> _REQUIRED WORK_
Give the number of lines that contain the string "feels", and nothing else.

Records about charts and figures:

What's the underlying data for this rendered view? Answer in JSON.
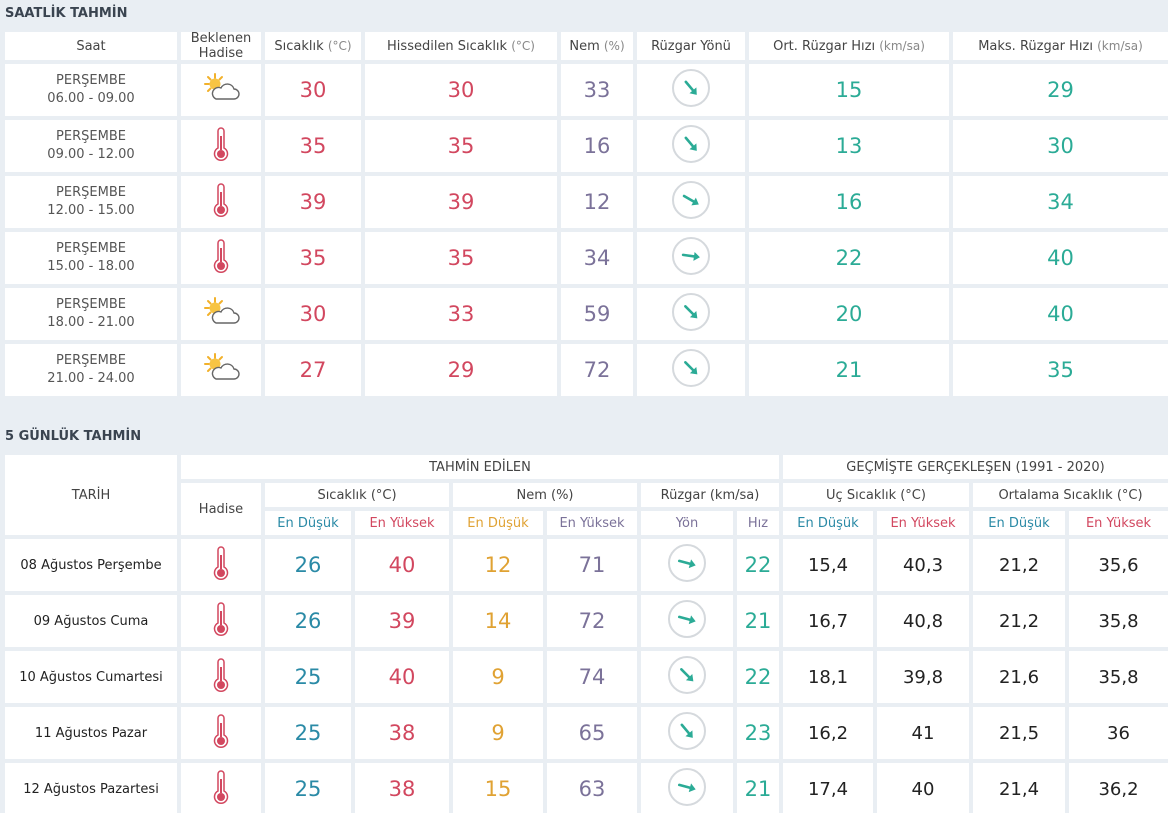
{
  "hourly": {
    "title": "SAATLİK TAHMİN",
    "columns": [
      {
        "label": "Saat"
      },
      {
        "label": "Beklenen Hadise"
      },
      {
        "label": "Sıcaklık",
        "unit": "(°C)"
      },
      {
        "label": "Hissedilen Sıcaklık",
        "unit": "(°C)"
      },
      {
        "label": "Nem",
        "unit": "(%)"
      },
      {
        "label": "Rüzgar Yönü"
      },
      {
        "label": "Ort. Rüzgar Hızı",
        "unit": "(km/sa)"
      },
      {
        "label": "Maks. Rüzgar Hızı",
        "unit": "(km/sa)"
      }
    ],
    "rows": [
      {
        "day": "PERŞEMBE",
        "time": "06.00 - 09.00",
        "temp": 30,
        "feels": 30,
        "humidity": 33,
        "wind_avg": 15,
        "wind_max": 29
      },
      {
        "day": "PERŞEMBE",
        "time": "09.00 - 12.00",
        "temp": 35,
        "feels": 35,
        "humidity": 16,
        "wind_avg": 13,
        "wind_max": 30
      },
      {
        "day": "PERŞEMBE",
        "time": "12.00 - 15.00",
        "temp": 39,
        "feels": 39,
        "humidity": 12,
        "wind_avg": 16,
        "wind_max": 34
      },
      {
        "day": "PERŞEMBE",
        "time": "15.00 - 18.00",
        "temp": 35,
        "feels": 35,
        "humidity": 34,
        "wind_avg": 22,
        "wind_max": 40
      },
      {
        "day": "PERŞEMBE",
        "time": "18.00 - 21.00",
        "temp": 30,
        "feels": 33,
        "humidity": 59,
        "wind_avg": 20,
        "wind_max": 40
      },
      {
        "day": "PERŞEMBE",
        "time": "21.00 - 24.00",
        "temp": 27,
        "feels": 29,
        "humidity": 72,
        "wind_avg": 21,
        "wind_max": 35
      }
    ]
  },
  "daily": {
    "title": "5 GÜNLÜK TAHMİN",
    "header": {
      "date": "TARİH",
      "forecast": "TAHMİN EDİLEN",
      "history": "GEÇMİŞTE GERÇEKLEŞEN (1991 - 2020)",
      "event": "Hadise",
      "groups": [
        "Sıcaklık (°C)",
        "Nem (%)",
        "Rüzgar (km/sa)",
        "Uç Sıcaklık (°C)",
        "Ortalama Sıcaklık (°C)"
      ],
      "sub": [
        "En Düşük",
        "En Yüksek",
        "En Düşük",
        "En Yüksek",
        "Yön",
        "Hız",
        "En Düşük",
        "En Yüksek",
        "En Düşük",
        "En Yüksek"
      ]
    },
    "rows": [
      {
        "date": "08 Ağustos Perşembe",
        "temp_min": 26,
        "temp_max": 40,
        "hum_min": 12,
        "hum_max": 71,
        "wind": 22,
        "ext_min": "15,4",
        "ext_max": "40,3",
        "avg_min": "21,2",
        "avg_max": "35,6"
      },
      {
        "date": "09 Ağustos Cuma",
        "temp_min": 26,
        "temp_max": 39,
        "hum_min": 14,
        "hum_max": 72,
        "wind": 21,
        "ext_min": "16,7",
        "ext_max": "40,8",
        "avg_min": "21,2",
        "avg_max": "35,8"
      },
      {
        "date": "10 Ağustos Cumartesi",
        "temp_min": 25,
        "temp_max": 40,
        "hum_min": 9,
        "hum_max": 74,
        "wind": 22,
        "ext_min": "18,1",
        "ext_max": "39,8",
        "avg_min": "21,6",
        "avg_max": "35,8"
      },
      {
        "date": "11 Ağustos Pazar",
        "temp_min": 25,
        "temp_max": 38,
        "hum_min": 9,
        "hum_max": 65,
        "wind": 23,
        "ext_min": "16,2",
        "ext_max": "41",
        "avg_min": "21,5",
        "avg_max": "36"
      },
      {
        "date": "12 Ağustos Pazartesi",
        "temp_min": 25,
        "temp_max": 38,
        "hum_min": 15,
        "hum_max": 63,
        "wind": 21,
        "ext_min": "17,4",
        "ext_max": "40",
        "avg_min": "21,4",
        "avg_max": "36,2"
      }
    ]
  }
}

> _RESPONSE TO THIS TASK_
6